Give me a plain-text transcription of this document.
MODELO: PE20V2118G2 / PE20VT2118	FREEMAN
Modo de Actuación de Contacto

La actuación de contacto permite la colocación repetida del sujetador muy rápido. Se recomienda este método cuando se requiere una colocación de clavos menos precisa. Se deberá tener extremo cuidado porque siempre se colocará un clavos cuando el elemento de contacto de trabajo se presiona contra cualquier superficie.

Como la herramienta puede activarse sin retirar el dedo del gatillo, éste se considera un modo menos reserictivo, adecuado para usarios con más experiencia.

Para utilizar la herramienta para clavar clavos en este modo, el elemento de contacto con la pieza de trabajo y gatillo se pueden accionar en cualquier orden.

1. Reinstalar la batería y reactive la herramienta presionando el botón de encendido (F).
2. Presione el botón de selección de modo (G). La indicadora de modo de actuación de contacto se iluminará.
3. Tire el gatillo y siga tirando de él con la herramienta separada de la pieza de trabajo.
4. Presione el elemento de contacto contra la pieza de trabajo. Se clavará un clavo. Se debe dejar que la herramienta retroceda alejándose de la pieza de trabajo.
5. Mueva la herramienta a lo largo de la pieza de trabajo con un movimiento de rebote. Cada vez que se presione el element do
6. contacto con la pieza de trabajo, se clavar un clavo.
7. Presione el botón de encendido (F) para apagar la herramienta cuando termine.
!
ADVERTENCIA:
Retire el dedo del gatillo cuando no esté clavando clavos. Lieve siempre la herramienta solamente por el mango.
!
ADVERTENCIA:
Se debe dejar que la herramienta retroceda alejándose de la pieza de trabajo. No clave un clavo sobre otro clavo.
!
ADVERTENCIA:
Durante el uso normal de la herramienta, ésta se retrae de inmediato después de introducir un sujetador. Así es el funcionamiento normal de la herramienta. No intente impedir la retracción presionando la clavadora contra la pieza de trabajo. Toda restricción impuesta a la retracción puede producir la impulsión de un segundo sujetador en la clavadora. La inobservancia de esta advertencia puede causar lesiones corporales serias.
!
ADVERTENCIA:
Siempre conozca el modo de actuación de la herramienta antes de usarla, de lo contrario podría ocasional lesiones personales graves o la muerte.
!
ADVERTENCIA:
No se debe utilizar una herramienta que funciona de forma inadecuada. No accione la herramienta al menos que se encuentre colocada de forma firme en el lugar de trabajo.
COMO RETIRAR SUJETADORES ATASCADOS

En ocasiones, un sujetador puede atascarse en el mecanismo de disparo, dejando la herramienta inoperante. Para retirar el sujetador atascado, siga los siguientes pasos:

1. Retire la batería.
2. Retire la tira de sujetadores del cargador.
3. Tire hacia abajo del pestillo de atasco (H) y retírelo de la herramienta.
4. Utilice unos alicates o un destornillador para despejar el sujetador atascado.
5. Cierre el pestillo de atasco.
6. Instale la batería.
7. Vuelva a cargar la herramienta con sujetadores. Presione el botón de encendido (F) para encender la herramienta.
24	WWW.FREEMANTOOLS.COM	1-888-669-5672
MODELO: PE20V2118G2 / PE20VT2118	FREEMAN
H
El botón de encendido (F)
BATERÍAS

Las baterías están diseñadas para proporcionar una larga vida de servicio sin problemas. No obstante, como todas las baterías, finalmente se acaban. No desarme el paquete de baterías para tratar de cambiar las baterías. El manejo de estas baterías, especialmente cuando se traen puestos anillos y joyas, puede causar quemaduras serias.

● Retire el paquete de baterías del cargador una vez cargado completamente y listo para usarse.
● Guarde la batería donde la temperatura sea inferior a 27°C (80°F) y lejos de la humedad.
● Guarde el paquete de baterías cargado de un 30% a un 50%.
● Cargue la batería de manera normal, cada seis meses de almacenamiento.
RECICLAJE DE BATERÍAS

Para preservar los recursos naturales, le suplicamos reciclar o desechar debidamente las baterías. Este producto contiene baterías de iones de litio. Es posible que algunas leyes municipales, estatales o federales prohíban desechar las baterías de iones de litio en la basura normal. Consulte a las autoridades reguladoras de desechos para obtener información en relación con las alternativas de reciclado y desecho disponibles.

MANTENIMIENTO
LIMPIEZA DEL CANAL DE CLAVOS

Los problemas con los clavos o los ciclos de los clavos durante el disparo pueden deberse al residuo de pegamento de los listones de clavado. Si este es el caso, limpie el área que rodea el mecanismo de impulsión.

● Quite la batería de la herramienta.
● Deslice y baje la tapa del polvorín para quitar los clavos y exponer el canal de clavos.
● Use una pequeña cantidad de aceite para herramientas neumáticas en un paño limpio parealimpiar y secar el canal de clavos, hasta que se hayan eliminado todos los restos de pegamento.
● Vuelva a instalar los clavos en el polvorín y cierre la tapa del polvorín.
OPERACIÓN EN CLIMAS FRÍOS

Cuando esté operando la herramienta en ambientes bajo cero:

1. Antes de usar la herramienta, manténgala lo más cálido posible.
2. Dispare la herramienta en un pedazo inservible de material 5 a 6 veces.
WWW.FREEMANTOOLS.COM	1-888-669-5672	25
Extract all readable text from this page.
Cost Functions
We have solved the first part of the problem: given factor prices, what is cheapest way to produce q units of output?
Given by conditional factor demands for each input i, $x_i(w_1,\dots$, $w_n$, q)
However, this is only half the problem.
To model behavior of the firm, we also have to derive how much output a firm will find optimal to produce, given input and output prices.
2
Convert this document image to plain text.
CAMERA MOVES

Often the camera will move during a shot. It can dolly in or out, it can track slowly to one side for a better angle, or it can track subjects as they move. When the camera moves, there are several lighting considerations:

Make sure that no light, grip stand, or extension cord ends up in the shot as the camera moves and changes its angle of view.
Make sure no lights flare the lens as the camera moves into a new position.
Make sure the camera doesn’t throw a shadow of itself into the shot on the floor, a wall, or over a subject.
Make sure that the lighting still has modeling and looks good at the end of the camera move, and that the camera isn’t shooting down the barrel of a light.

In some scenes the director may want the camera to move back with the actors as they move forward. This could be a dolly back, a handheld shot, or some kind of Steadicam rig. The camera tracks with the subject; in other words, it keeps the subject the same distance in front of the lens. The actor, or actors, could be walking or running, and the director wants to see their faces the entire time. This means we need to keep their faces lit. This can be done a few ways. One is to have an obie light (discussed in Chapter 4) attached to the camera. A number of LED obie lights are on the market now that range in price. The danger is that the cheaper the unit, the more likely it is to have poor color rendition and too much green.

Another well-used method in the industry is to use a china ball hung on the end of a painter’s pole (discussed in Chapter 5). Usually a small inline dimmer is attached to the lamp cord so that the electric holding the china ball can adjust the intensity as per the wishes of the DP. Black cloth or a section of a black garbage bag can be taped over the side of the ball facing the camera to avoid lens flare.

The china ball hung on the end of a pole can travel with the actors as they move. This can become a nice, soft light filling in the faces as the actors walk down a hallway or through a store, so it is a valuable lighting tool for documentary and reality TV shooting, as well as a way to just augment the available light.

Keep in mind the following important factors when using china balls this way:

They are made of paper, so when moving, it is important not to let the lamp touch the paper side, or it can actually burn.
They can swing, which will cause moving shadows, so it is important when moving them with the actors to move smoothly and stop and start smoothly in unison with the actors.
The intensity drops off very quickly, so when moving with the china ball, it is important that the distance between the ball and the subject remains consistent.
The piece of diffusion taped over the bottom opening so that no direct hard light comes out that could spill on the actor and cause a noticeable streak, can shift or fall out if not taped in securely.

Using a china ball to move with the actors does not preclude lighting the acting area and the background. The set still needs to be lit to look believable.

## Stated exercise
Every line of the data above should be reproduced word for word.

## Output
Give me a plain-text transcription of this document.
MODELO: PE20V2118G2 / PE20VT2118	FREEMAN
Modo de Actuación de Contacto

La actuación de contacto permite la colocación repetida del sujetador muy rápido. Se recomienda este método cuando se requiere una colocación de clavos menos precisa. Se deberá tener extremo cuidado porque siempre se colocará un clavos cuando el elemento de contacto de trabajo se presiona contra cualquier superficie.

Como la herramienta puede activarse sin retirar el dedo del gatillo, éste se considera un modo menos reserictivo, adecuado para usarios con más experiencia.

Para utilizar la herramienta para clavar clavos en este modo, el elemento de contacto con la pieza de trabajo y gatillo se pueden accionar en cualquier orden.

1. Reinstalar la batería y reactive la herramienta presionando el botón de encendido (F).
2. Presione el botón de selección de modo (G). La indicadora de modo de actuación de contacto se iluminará.
3. Tire el gatillo y siga tirando de él con la herramienta separada de la pieza de trabajo.
4. Presione el elemento de contacto contra la pieza de trabajo. Se clavará un clavo. Se debe dejar que la herramienta retroceda alejándose de la pieza de trabajo.
5. Mueva la herramienta a lo largo de la pieza de trabajo con un movimiento de rebote. Cada vez que se presione el element do
6. contacto con la pieza de trabajo, se clavar un clavo.
7. Presione el botón de encendido (F) para apagar la herramienta cuando termine.
!
ADVERTENCIA:
Retire el dedo del gatillo cuando no esté clavando clavos. Lieve siempre la herramienta solamente por el mango.
!
ADVERTENCIA:
Se debe dejar que la herramienta retroceda alejándose de la pieza de trabajo. No clave un clavo sobre otro clavo.
!
ADVERTENCIA:
Durante el uso normal de la herramienta, ésta se retrae de inmediato después de introducir un sujetador. Así es el funcionamiento normal de la herramienta. No intente impedir la retracción presionando la clavadora contra la pieza de trabajo. Toda restricción impuesta a la retracción puede producir la impulsión de un segundo sujetador en la clavadora. La inobservancia de esta advertencia puede causar lesiones corporales serias.
!
ADVERTENCIA:
Siempre conozca el modo de actuación de la herramienta antes de usarla, de lo contrario podría ocasional lesiones personales graves o la muerte.
!
ADVERTENCIA:
No se debe utilizar una herramienta que funciona de forma inadecuada. No accione la herramienta al menos que se encuentre colocada de forma firme en el lugar de trabajo.
COMO RETIRAR SUJETADORES ATASCADOS

En ocasiones, un sujetador puede atascarse en el mecanismo de disparo, dejando la herramienta inoperante. Para retirar el sujetador atascado, siga los siguientes pasos:

1. Retire la batería.
2. Retire la tira de sujetadores del cargador.
3. Tire hacia abajo del pestillo de atasco (H) y retírelo de la herramienta.
4. Utilice unos alicates o un destornillador para despejar el sujetador atascado.
5. Cierre el pestillo de atasco.
6. Instale la batería.
7. Vuelva a cargar la herramienta con sujetadores. Presione el botón de encendido (F) para encender la herramienta.
24	WWW.FREEMANTOOLS.COM	1-888-669-5672
MODELO: PE20V2118G2 / PE20VT2118	FREEMAN
H
El botón de encendido (F)
BATERÍAS

Las baterías están diseñadas para proporcionar una larga vida de servicio sin problemas. No obstante, como todas las baterías, finalmente se acaban. No desarme el paquete de baterías para tratar de cambiar las baterías. El manejo de estas baterías, especialmente cuando se traen puestos anillos y joyas, puede causar quemaduras serias.

● Retire el paquete de baterías del cargador una vez cargado completamente y listo para usarse.
● Guarde la batería donde la temperatura sea inferior a 27°C (80°F) y lejos de la humedad.
● Guarde el paquete de baterías cargado de un 30% a un 50%.
● Cargue la batería de manera normal, cada seis meses de almacenamiento.
RECICLAJE DE BATERÍAS

Para preservar los recursos naturales, le suplicamos reciclar o desechar debidamente las baterías. Este producto contiene baterías de iones de litio. Es posible que algunas leyes municipales, estatales o federales prohíban desechar las baterías de iones de litio en la basura normal. Consulte a las autoridades reguladoras de desechos para obtener información en relación con las alternativas de reciclado y desecho disponibles.

MANTENIMIENTO
LIMPIEZA DEL CANAL DE CLAVOS

Los problemas con los clavos o los ciclos de los clavos durante el disparo pueden deberse al residuo de pegamento de los listones de clavado. Si este es el caso, limpie el área que rodea el mecanismo de impulsión.

● Quite la batería de la herramienta.
● Deslice y baje la tapa del polvorín para quitar los clavos y exponer el canal de clavos.
● Use una pequeña cantidad de aceite para herramientas neumáticas en un paño limpio parealimpiar y secar el canal de clavos, hasta que se hayan eliminado todos los restos de pegamento.
● Vuelva a instalar los clavos en el polvorín y cierre la tapa del polvorín.
OPERACIÓN EN CLIMAS FRÍOS

Cuando esté operando la herramienta en ambientes bajo cero:

1. Antes de usar la herramienta, manténgala lo más cálido posible.
2. Dispare la herramienta en un pedazo inservible de material 5 a 6 veces.
WWW.FREEMANTOOLS.COM	1-888-669-5672	25
Extract all readable text from this page.
Cost Functions
We have solved the first part of the problem: given factor prices, what is cheapest way to produce q units of output?
Given by conditional factor demands for each input i, $x_i(w_1,\dots$, $w_n$, q)
However, this is only half the problem.
To model behavior of the firm, we also have to derive how much output a firm will find optimal to produce, given input and output prices.
2
Convert this document image to plain text.
CAMERA MOVES

Often the camera will move during a shot. It can dolly in or out, it can track slowly to one side for a better angle, or it can track subjects as they move. When the camera moves, there are several lighting considerations:

Make sure that no light, grip stand, or extension cord ends up in the shot as the camera moves and changes its angle of view.
Make sure no lights flare the lens as the camera moves into a new position.
Make sure the camera doesn’t throw a shadow of itself into the shot on the floor, a wall, or over a subject.
Make sure that the lighting still has modeling and looks good at the end of the camera move, and that the camera isn’t shooting down the barrel of a light.

In some scenes the director may want the camera to move back with the actors as they move forward. This could be a dolly back, a handheld shot, or some kind of Steadicam rig. The camera tracks with the subject; in other words, it keeps the subject the same distance in front of the lens. The actor, or actors, could be walking or running, and the director wants to see their faces the entire time. This means we need to keep their faces lit. This can be done a few ways. One is to have an obie light (discussed in Chapter 4) attached to the camera. A number of LED obie lights are on the market now that range in price. The danger is that the cheaper the unit, the more likely it is to have poor color rendition and too much green.

Another well-used method in the industry is to use a china ball hung on the end of a painter’s pole (discussed in Chapter 5). Usually a small inline dimmer is attached to the lamp cord so that the electric holding the china ball can adjust the intensity as per the wishes of the DP. Black cloth or a section of a black garbage bag can be taped over the side of the ball facing the camera to avoid lens flare.

The china ball hung on the end of a pole can travel with the actors as they move. This can become a nice, soft light filling in the faces as the actors walk down a hallway or through a store, so it is a valuable lighting tool for documentary and reality TV shooting, as well as a way to just augment the available light.

Keep in mind the following important factors when using china balls this way:

They are made of paper, so when moving, it is important not to let the lamp touch the paper side, or it can actually burn.
They can swing, which will cause moving shadows, so it is important when moving them with the actors to move smoothly and stop and start smoothly in unison with the actors.
The intensity drops off very quickly, so when moving with the china ball, it is important that the distance between the ball and the subject remains consistent.
The piece of diffusion taped over the bottom opening so that no direct hard light comes out that could spill on the actor and cause a noticeable streak, can shift or fall out if not taped in securely.

Using a china ball to move with the actors does not preclude lighting the acting area and the background. The set still needs to be lit to look believable.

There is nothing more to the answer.